How to increase sport among people with disabilities

10 target points to increase sport participations among people with disabilities. 

Catherine Carty, Hidde P. van der Ploeg, Stuart J.H. Biddle, Fiona Bull, Juana Willumsen, Lindsay Lee, Kaloyan Kamenov, and Karen Milton (2021). The First Global Physical Activity and Sedentary Behavior Guidelines for People Living With Disability.  Journal of Physical Activity and Health, 18, 86-93

10 target areas Actions needed
1. Awareness Tailored awareness campaigns are needed to draw attention to the inequity experienced by people living with disability in relation to physical activity. Emphasis on disability as an interaction between a health condition, personal characteristics, and the environment will help reduce exclusion and point to the broad range of sectors and actions that are needed to cocreate inclusive physical activity solutions.
2. Communication Communication campaigns for promoting physical activity and limiting sedentary behavior need to be targeted at and accessible to people with a wide variety of impairments through a variety of formats and technologies. General communication messages need to avoid ableist language and sentiment and be universally accessible.
3. Environment Inclusive access to local amenities, facilities, and services, including green spaces, blue spaces, and networks, may require new products, technologies, environmental changes, supportive relationships, and inclusive social attitudes. Safe and connected active transport should be made accessible for people living with disability so that they can participate more independently where they live, work, play, or go to school. This will help limit sedentary behavior and increase physical activity among people living with disability.

▸ Information supplied

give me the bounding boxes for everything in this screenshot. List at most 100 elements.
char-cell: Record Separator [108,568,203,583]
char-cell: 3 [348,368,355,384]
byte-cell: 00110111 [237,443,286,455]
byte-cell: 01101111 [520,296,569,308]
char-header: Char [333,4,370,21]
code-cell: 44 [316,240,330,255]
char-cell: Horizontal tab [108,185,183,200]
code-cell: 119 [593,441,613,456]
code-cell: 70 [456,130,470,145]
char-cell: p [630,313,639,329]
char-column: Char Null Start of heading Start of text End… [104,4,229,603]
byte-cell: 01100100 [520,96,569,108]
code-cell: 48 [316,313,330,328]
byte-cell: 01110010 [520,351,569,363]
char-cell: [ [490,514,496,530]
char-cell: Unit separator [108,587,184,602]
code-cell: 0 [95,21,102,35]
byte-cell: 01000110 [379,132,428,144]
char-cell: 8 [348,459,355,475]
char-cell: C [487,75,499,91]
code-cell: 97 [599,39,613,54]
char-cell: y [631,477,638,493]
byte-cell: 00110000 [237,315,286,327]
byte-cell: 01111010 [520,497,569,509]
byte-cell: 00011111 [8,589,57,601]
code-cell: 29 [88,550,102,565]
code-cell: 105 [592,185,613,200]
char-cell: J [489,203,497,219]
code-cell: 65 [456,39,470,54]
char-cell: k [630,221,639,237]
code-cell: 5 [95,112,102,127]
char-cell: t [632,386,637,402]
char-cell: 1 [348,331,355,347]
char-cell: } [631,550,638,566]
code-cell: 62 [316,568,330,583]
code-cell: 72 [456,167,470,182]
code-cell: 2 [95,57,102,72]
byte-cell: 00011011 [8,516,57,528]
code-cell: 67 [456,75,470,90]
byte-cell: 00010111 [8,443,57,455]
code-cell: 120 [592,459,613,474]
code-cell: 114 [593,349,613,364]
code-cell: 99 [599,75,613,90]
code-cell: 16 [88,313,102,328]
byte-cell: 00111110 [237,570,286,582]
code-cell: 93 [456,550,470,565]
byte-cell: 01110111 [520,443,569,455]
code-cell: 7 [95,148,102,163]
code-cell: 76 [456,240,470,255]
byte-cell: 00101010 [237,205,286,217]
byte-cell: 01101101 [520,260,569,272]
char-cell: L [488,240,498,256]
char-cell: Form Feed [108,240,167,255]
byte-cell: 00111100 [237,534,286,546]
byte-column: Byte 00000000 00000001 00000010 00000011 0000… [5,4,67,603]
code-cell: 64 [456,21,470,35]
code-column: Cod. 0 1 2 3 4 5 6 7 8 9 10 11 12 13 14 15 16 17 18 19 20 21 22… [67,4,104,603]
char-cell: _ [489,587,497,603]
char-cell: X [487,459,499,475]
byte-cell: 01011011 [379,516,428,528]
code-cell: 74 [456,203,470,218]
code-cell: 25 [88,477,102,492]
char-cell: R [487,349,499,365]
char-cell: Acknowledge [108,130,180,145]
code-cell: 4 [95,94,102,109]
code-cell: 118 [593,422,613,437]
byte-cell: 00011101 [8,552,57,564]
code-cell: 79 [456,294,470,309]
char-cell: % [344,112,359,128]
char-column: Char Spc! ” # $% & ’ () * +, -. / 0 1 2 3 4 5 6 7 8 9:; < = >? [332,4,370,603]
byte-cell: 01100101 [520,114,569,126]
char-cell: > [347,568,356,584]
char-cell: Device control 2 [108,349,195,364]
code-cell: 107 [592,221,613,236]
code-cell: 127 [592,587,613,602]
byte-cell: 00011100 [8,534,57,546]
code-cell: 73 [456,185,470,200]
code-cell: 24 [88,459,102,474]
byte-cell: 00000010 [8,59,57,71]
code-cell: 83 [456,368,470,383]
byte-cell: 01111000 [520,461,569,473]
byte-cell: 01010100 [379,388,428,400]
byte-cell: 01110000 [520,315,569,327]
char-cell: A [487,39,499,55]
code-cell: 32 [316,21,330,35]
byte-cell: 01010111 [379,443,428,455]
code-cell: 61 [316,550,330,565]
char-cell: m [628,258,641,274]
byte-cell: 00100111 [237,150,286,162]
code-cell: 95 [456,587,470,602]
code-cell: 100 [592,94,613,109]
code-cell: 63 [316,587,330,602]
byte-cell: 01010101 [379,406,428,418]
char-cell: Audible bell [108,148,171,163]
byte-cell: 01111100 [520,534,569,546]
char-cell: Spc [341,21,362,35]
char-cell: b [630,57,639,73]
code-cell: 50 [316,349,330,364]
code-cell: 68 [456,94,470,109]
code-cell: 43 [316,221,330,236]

▸ Task item A
In the passage on increasing sport among people with disabilities, under the awareness target area, what does the text say emphasizing disability as an interaction between a health condition, personal characteristics, and the environment will achieve? Answer in one to three sentences.
▸ Task item B
List everything that the passage on increasing sport among people with disabilities says inclusive access to local amenities, facilities, and services may require.
▸ Task item C
Extend the passage on increasing sport among people with disabilities, beginning after its final sentence on the environment target area.

▸ Written reply A
Emphasizing disability this way will help reduce exclusion. It will also point to the broad range of sectors and actions needed to cocreate inclusive physical activity solutions.

▸ Written reply B
- New products
- Technologies
- Environmental changes
- Supportive relationships
- Inclusive social attitudes

▸ Written reply C
4. Training Training and education providers need to supply inclusive practitioners across sectors that impact physical activity and sedentary behavior to meet the specific needs of people living with disability. Disability awareness training for a broad range of community stakeholders (professionals to volunteers) would build much-needed understanding and help reduce the disabling impact of the social and physical environment.
5. Partnership Facilitating inclusion in and through physical activity is a whole of society issue. Multidisciplinary partnerships from national policy to local delivery levels are needed to address barriers and facilitators to create opportunities for participation. They must involve disability service organizations and people living with disability. Dedicated disability sport inclusion staff, working with disability organizations, can support the inclusion of individuals with disability in physical activity at community levels.
6. Research Mechanisms to gather disaggregated data on participation in physical activity, sedentary behavior, and disability are essential to monitor progress in participation on all levels—local, national, and international. An increased volume and quality of research exploring barriers and enablers to physical activity and its effects, along the disability continuum and across the domains of functioning (including life activities and participation), are needed to inform effective inclusive policy solutions and public health interventions.
7. Human rights Protecting, respecting, and fulfilling human rights with and for people with disability in and though physical activity are critical, including targeted interventions for those enduring intersectional discrimination. Increased understanding of roles and responsibilities pertaining to human rights is needed and must transfer to inclusive actions, advocacy, and investments across multiple sectors.
8. Programs Community-based physical activity programs need to consider disability-specific accommodations (across fully inclusive to segregated activities) and universal design principles. Facilitating choice in programming is critical, as is the need to provide opportunities to build positive experiences, beginning early in childhood.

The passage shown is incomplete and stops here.